:: Exercise prompt ::
Scan the material that follows. Copy every line containing the word "取得增值税扣税凭证时直接记入".

:: Dataset excerpts ::

◇ ◇ ◇ ◇

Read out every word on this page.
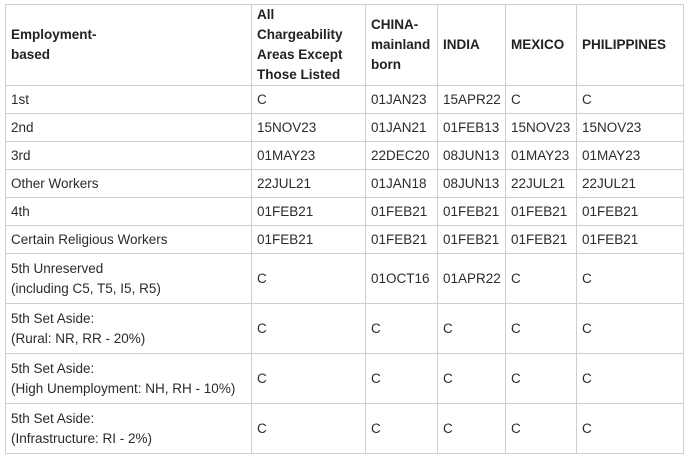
Employment-
based	All Chargeability Areas Except Those Listed	CHINA-mainland born	INDIA	MEXICO	PHILIPPINES
1st	C	01JAN23	15APR22	C	C
2nd	15NOV23	01JAN21	01FEB13	15NOV23	15NOV23
3rd	01MAY23	22DEC20	08JUN13	01MAY23	01MAY23
Other Workers	22JUL21	01JAN18	08JUN13	22JUL21	22JUL21
4th	01FEB21	01FEB21	01FEB21	01FEB21	01FEB21
Certain Religious Workers	01FEB21	01FEB21	01FEB21	01FEB21	01FEB21
5th Unreserved
(including C5, T5, I5, R5)	C	01OCT16	01APR22	C	C
5th Set Aside:
(Rural: NR, RR - 20%)	C	C	C	C	C
5th Set Aside:
(High Unemployment: NH, RH - 10%)	C	C	C	C	C
5th Set Aside:
(Infrastructure: RI - 2%)	C	C	C	C	C
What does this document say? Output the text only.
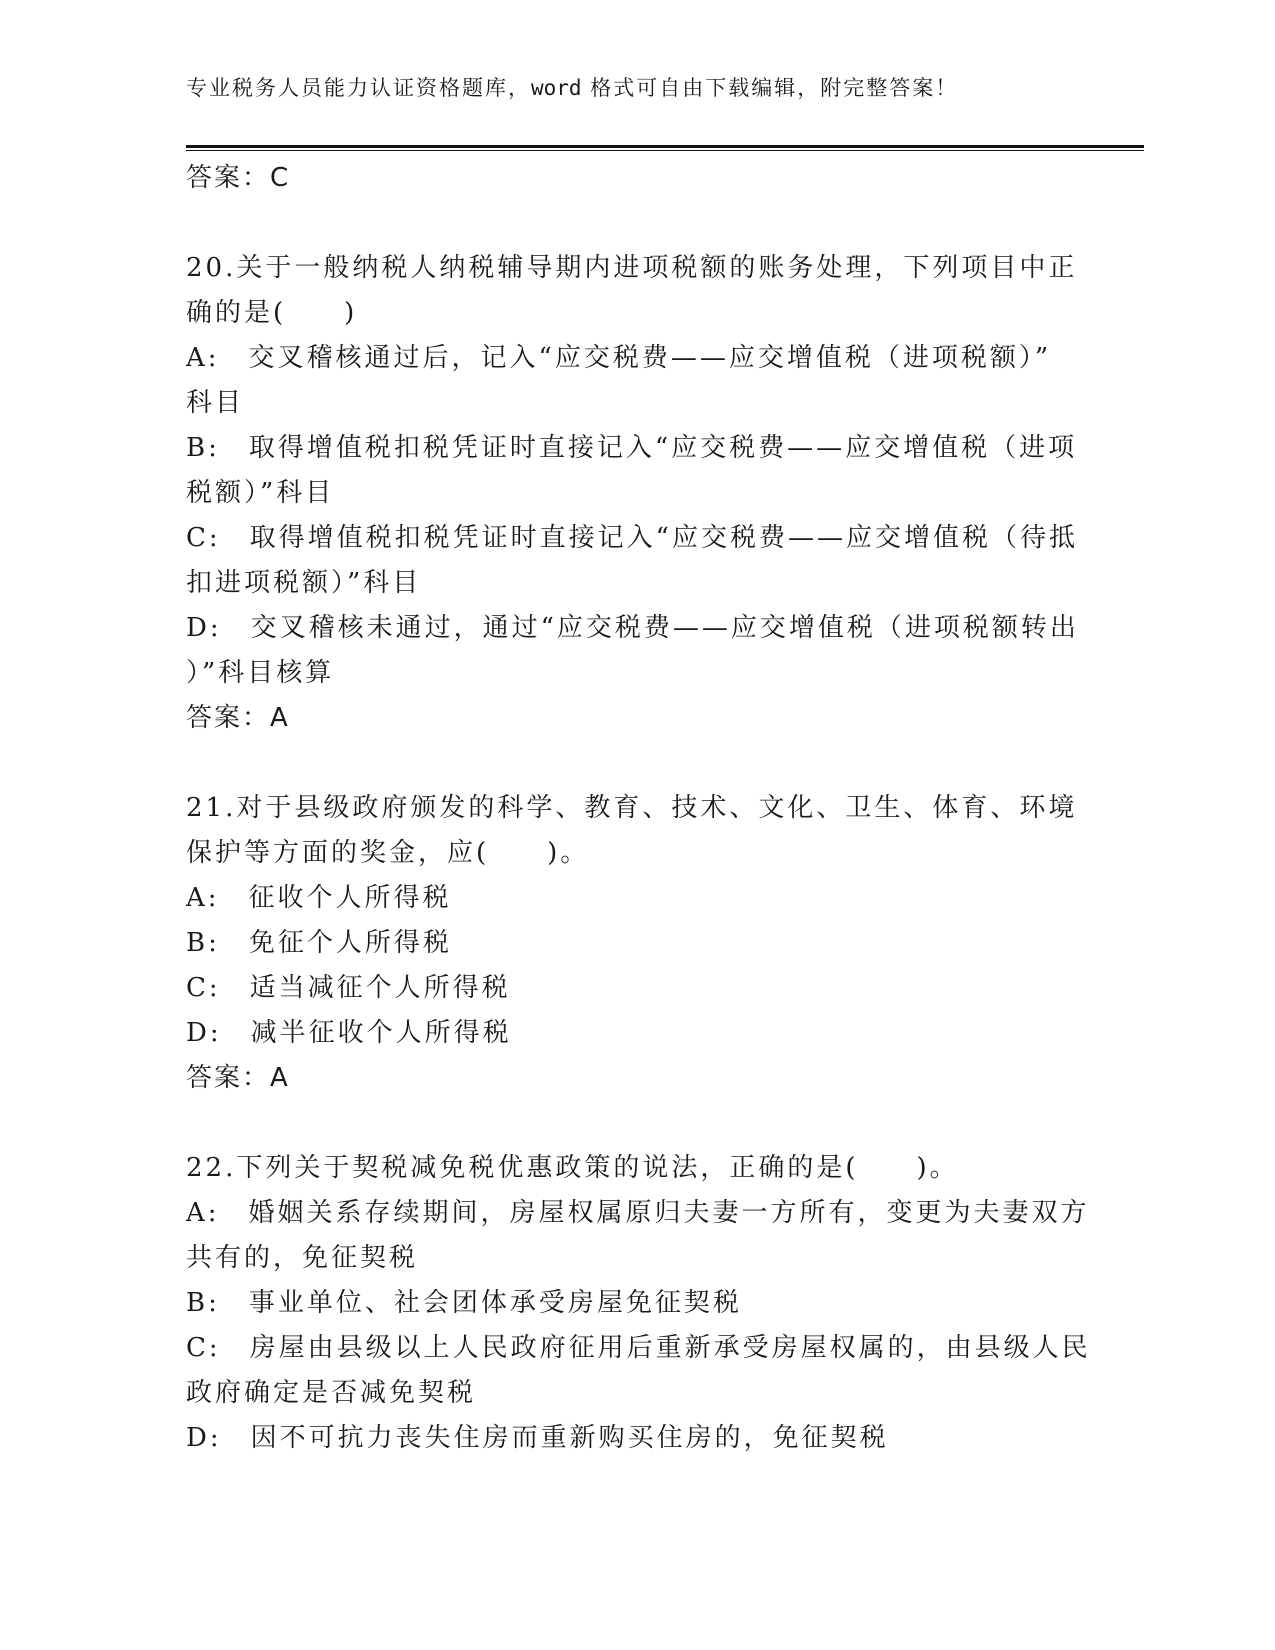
专业税务人员能力认证资格题库，word 格式可自由下载编辑，附完整答案！
答案：C
20.关于一般纳税人纳税辅导期内进项税额的账务处理，下列项目中正
确的是(　　)
A:　交叉稽核通过后，记入“应交税费——应交增值税（进项税额）”
科目
B:　取得增值税扣税凭证时直接记入“应交税费——应交增值税（进项
税额）”科目
C:　取得增值税扣税凭证时直接记入“应交税费——应交增值税（待抵
扣进项税额）”科目
D:　交叉稽核未通过，通过“应交税费——应交增值税（进项税额转出
）”科目核算
答案：A
21.对于县级政府颁发的科学、教育、技术、文化、卫生、体育、环境
保护等方面的奖金，应(　　)。
A:　征收个人所得税
B:　免征个人所得税
C:　适当减征个人所得税
D:　减半征收个人所得税
答案：A
22.下列关于契税减免税优惠政策的说法，正确的是(　　)。
A:　婚姻关系存续期间，房屋权属原归夫妻一方所有，变更为夫妻双方
共有的，免征契税
B:　事业单位、社会团体承受房屋免征契税
C:　房屋由县级以上人民政府征用后重新承受房屋权属的，由县级人民
政府确定是否减免契税
D:　因不可抗力丧失住房而重新购买住房的，免征契税
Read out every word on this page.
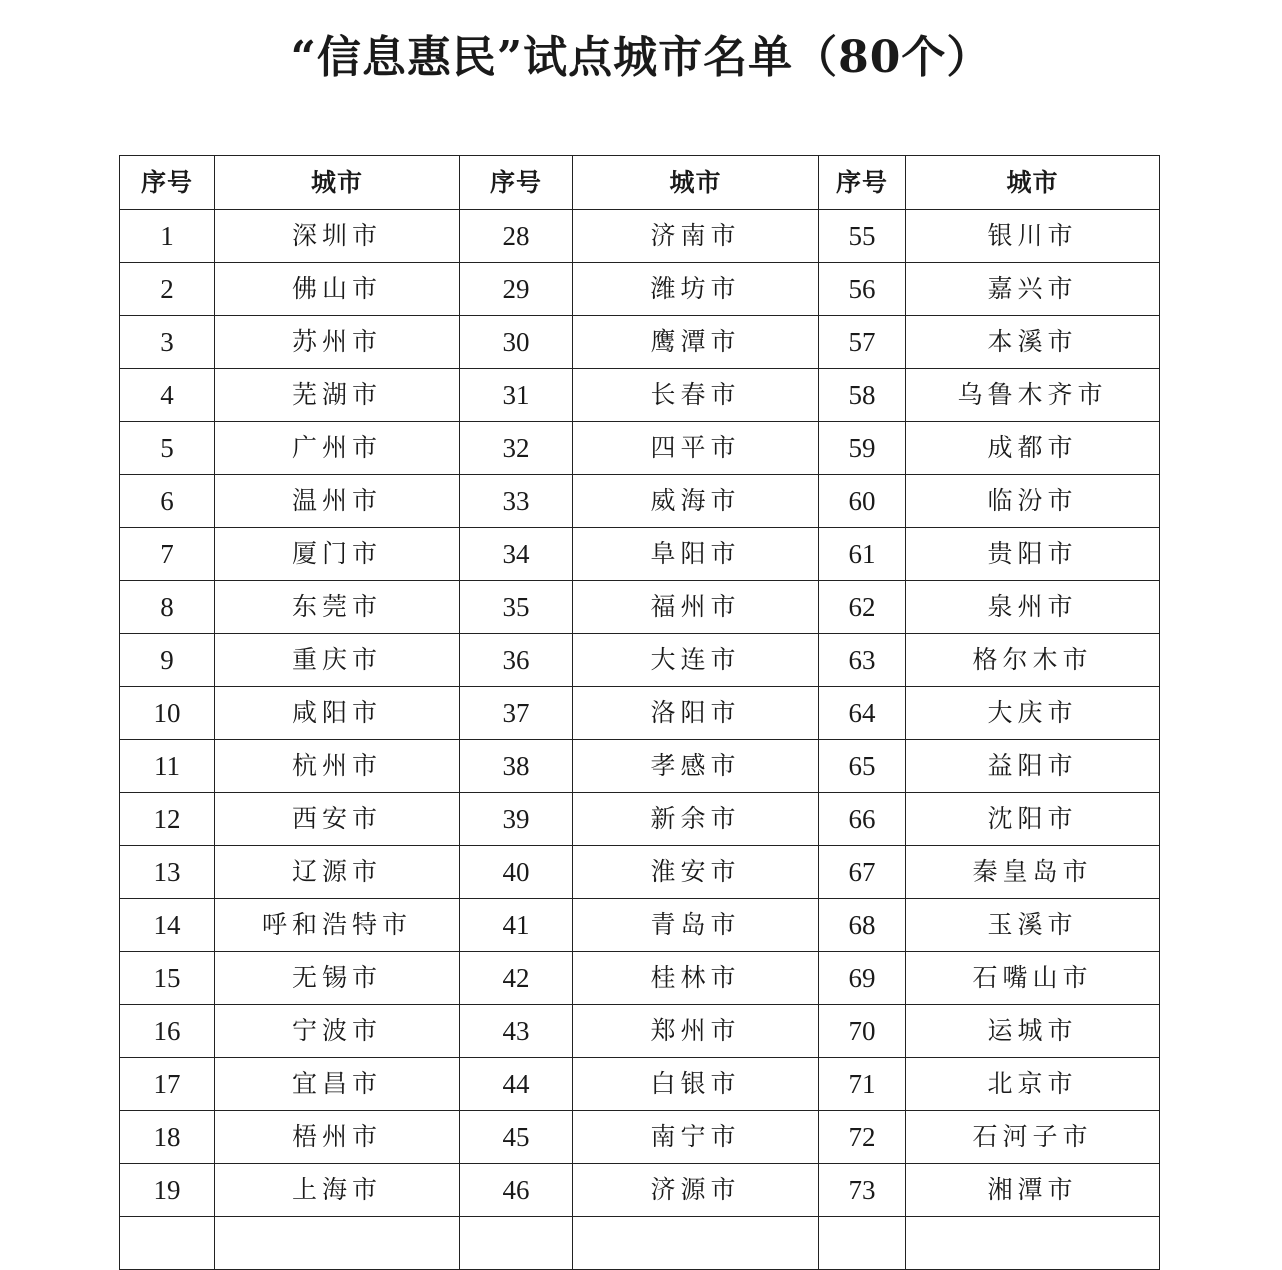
“信息惠民”试点城市名单（80个）
序号	城市	序号	城市	序号	城市
1	深圳市	28	济南市	55	银川市
2	佛山市	29	潍坊市	56	嘉兴市
3	苏州市	30	鹰潭市	57	本溪市
4	芜湖市	31	长春市	58	乌鲁木齐市
5	广州市	32	四平市	59	成都市
6	温州市	33	威海市	60	临汾市
7	厦门市	34	阜阳市	61	贵阳市
8	东莞市	35	福州市	62	泉州市
9	重庆市	36	大连市	63	格尔木市
10	咸阳市	37	洛阳市	64	大庆市
11	杭州市	38	孝感市	65	益阳市
12	西安市	39	新余市	66	沈阳市
13	辽源市	40	淮安市	67	秦皇岛市
14	呼和浩特市	41	青岛市	68	玉溪市
15	无锡市	42	桂林市	69	石嘴山市
16	宁波市	43	郑州市	70	运城市
17	宜昌市	44	白银市	71	北京市
18	梧州市	45	南宁市	72	石河子市
19	上海市	46	济源市	73	湘潭市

◇ ◇ ◇ ◇

:: Answer for the task ::
B:　取得增值税扣税凭证时直接记入“应交税费——应交增值税（进项
C:　取得增值税扣税凭证时直接记入“应交税费——应交增值税（待抵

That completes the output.